-------- Supplied data --------

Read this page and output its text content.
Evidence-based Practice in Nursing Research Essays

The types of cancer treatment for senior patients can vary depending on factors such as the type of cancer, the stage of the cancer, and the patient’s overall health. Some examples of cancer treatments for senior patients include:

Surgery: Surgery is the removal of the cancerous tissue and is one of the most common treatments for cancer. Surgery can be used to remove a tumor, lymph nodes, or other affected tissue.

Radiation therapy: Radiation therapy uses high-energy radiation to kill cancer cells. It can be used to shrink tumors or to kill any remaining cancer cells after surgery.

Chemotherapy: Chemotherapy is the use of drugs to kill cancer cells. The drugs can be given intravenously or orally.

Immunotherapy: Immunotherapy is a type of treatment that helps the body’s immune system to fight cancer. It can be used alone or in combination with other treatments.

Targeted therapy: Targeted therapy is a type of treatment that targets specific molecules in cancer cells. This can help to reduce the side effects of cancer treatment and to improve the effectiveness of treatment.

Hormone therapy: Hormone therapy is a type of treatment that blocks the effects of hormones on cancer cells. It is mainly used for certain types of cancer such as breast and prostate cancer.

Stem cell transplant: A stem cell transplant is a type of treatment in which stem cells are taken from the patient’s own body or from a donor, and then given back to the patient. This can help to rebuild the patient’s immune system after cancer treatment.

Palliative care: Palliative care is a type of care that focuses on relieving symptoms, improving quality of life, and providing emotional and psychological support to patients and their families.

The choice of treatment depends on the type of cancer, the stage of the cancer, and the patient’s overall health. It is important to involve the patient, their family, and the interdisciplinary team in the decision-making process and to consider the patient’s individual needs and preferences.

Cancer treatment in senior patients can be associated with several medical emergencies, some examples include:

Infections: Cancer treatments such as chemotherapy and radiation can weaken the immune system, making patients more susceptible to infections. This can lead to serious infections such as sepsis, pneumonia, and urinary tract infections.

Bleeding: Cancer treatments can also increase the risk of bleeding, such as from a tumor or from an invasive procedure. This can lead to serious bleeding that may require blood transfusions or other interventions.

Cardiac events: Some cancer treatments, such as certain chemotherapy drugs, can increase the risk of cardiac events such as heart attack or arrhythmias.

--------

Work item: Copy the whole listing once more, exactly.

Exercise answer:
Read this page and output its text content.
Evidence-based Practice in Nursing Research Essays

The types of cancer treatment for senior patients can vary depending on factors such as the type of cancer, the stage of the cancer, and the patient’s overall health. Some examples of cancer treatments for senior patients include:

Surgery: Surgery is the removal of the cancerous tissue and is one of the most common treatments for cancer. Surgery can be used to remove a tumor, lymph nodes, or other affected tissue.

Radiation therapy: Radiation therapy uses high-energy radiation to kill cancer cells. It can be used to shrink tumors or to kill any remaining cancer cells after surgery.

Chemotherapy: Chemotherapy is the use of drugs to kill cancer cells. The drugs can be given intravenously or orally.

Immunotherapy: Immunotherapy is a type of treatment that helps the body’s immune system to fight cancer. It can be used alone or in combination with other treatments.

Targeted therapy: Targeted therapy is a type of treatment that targets specific molecules in cancer cells. This can help to reduce the side effects of cancer treatment and to improve the effectiveness of treatment.

Hormone therapy: Hormone therapy is a type of treatment that blocks the effects of hormones on cancer cells. It is mainly used for certain types of cancer such as breast and prostate cancer.

Stem cell transplant: A stem cell transplant is a type of treatment in which stem cells are taken from the patient’s own body or from a donor, and then given back to the patient. This can help to rebuild the patient’s immune system after cancer treatment.

Palliative care: Palliative care is a type of care that focuses on relieving symptoms, improving quality of life, and providing emotional and psychological support to patients and their families.

The choice of treatment depends on the type of cancer, the stage of the cancer, and the patient’s overall health. It is important to involve the patient, their family, and the interdisciplinary team in the decision-making process and to consider the patient’s individual needs and preferences.

Cancer treatment in senior patients can be associated with several medical emergencies, some examples include:

Infections: Cancer treatments such as chemotherapy and radiation can weaken the immune system, making patients more susceptible to infections. This can lead to serious infections such as sepsis, pneumonia, and urinary tract infections.

Bleeding: Cancer treatments can also increase the risk of bleeding, such as from a tumor or from an invasive procedure. This can lead to serious bleeding that may require blood transfusions or other interventions.

Cardiac events: Some cancer treatments, such as certain chemotherapy drugs, can increase the risk of cardiac events such as heart attack or arrhythmias.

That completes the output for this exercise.